- STATED PROBLEM -
Repeat each record exactly as written, and drop any images.

- PROVIDED MATERIAL -

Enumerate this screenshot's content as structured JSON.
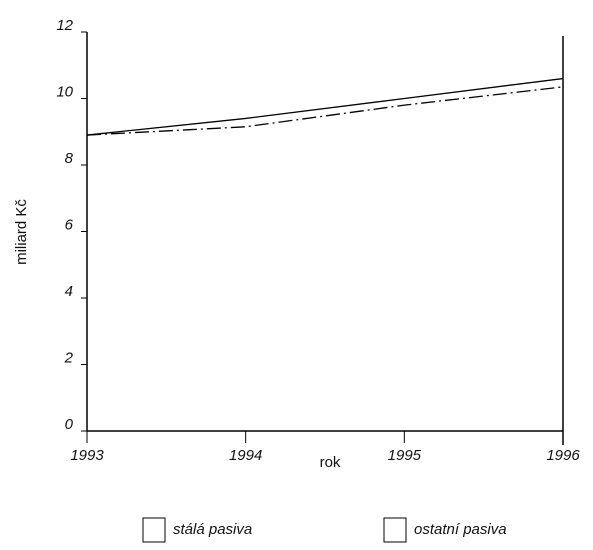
{
  "chart_data": {
    "type": "line",
    "x_label": "rok",
    "y_label": "miliard Kč",
    "x": [
      1993,
      1994,
      1995,
      1996
    ],
    "series": [
      {
        "name": "stálá pasiva",
        "color": "#000000",
        "line_style": "solid",
        "values": [
          8.9,
          9.4,
          10.0,
          10.6
        ]
      },
      {
        "name": "ostatní pasiva",
        "color": "#000000",
        "line_style": "dashdot",
        "values": [
          8.9,
          9.15,
          9.8,
          10.35
        ]
      }
    ],
    "xlim": [
      1993,
      1996
    ],
    "xticks": [
      1993,
      1994,
      1995,
      1996
    ],
    "ylim": [
      0,
      12
    ],
    "yticks": [
      0,
      2,
      4,
      6,
      8,
      10,
      12
    ],
    "grid": false,
    "legend": "bottom"
  }
}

- SOLVED PROBLEM -
Enumerate this screenshot's content as structured JSON.
{
  "chart_data": {
    "type": "line",
    "x_label": "rok",
    "y_label": "miliard Kč",
    "x": [
      1993,
      1994,
      1995,
      1996
    ],
    "series": [
      {
        "name": "stálá pasiva",
        "color": "#000000",
        "line_style": "solid",
        "values": [
          8.9,
          9.4,
          10.0,
          10.6
        ]
      },
      {
        "name": "ostatní pasiva",
        "color": "#000000",
        "line_style": "dashdot",
        "values": [
          8.9,
          9.15,
          9.8,
          10.35
        ]
      }
    ],
    "xlim": [
      1993,
      1996
    ],
    "xticks": [
      1993,
      1994,
      1995,
      1996
    ],
    "ylim": [
      0,
      12
    ],
    "yticks": [
      0,
      2,
      4,
      6,
      8,
      10,
      12
    ],
    "grid": false,
    "legend": "bottom"
  }
}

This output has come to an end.